Task details: Gather every line of the entries that includes the word "complètement".

— Begin —

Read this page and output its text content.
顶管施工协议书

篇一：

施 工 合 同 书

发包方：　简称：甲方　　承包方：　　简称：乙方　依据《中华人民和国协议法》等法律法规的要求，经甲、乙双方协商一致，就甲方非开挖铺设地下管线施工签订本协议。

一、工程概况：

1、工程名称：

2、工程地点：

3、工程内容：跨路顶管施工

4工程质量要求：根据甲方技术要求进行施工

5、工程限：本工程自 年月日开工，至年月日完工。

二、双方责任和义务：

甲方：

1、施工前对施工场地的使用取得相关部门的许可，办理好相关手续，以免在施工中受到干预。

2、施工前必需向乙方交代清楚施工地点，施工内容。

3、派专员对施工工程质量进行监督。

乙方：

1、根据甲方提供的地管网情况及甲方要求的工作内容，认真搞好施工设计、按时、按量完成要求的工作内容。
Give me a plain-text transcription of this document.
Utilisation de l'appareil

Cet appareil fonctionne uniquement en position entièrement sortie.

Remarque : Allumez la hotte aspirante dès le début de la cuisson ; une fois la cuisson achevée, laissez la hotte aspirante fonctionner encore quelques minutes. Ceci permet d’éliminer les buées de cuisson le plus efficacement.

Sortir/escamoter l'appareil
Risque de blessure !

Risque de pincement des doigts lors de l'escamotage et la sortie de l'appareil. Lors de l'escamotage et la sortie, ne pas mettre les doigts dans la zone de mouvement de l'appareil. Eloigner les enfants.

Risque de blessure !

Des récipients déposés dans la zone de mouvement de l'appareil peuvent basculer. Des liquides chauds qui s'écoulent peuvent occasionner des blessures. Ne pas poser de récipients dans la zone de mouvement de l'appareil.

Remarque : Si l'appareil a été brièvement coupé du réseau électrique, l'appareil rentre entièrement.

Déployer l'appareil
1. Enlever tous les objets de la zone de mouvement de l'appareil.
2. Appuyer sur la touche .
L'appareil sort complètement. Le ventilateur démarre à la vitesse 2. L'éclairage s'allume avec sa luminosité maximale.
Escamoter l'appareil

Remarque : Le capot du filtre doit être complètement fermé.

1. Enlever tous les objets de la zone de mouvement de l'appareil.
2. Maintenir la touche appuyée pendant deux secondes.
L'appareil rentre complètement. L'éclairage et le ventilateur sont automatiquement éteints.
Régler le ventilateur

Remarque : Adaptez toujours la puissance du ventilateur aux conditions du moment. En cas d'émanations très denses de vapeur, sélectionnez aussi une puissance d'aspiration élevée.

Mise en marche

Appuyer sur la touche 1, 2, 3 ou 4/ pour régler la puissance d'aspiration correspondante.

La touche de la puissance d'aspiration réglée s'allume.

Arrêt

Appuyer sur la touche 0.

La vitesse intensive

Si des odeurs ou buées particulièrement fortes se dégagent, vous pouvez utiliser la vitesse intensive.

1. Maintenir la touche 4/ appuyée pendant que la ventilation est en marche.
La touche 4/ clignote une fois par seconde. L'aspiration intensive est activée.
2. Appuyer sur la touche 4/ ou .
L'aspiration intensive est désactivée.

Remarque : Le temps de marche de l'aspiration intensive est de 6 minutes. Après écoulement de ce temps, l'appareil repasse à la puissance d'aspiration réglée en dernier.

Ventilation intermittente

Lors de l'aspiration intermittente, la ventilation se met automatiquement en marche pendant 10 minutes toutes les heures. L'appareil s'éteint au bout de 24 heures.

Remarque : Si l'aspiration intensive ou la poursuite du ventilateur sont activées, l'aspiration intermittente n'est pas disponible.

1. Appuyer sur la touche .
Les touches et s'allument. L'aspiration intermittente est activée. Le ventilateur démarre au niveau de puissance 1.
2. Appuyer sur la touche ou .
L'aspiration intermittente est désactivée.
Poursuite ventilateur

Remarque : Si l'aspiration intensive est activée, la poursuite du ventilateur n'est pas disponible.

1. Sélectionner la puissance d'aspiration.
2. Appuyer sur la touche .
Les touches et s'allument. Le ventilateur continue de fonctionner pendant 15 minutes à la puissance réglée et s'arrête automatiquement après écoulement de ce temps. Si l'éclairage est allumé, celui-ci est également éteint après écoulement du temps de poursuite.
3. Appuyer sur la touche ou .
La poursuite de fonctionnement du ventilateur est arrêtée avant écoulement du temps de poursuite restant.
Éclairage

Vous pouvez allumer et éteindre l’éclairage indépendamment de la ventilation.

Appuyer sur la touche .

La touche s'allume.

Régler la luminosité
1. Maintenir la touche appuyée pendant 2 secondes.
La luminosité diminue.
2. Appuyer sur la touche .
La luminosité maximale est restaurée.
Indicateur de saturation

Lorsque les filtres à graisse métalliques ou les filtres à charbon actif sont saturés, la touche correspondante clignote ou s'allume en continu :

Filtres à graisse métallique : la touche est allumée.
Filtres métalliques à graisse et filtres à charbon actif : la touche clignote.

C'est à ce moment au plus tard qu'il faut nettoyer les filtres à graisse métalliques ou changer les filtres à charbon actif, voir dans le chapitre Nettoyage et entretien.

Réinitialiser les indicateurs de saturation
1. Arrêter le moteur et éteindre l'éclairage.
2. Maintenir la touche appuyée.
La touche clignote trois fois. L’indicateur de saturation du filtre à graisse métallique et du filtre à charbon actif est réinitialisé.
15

— End —
— Begin —

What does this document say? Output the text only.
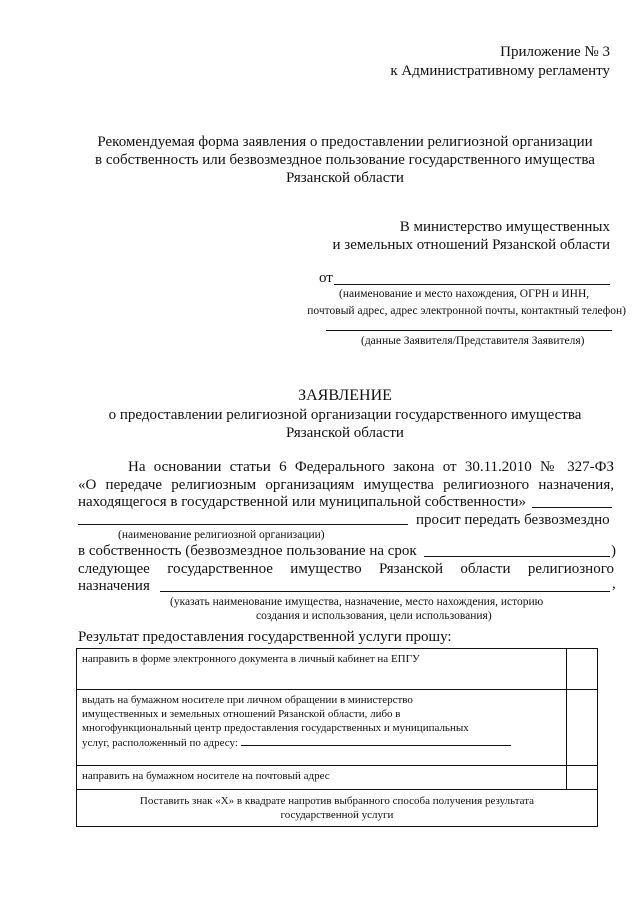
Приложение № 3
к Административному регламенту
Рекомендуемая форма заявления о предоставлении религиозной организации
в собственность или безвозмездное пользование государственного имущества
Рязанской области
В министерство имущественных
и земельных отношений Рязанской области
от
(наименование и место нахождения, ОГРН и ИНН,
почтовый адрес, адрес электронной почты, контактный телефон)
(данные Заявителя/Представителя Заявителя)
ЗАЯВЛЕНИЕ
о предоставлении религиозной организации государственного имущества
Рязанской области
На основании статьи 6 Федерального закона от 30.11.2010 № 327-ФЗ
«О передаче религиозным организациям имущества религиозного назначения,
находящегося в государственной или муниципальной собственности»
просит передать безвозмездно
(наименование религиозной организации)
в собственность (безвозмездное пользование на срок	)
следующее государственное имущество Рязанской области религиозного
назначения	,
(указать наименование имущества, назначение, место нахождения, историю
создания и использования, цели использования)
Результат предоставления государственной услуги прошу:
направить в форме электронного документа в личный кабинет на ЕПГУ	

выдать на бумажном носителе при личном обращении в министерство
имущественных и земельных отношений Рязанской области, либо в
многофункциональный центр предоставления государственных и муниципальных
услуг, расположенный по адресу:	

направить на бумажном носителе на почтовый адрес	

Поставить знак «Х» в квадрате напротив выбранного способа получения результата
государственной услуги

— End —

Reply to the exercise:
L'appareil sort complètement. Le ventilateur démarre à la vitesse 2. L'éclairage s'allume avec sa luminosité maximale.
Remarque : Le capot du filtre doit être complètement fermé.
L'appareil rentre complètement. L'éclairage et le ventilateur sont automatiquement éteints.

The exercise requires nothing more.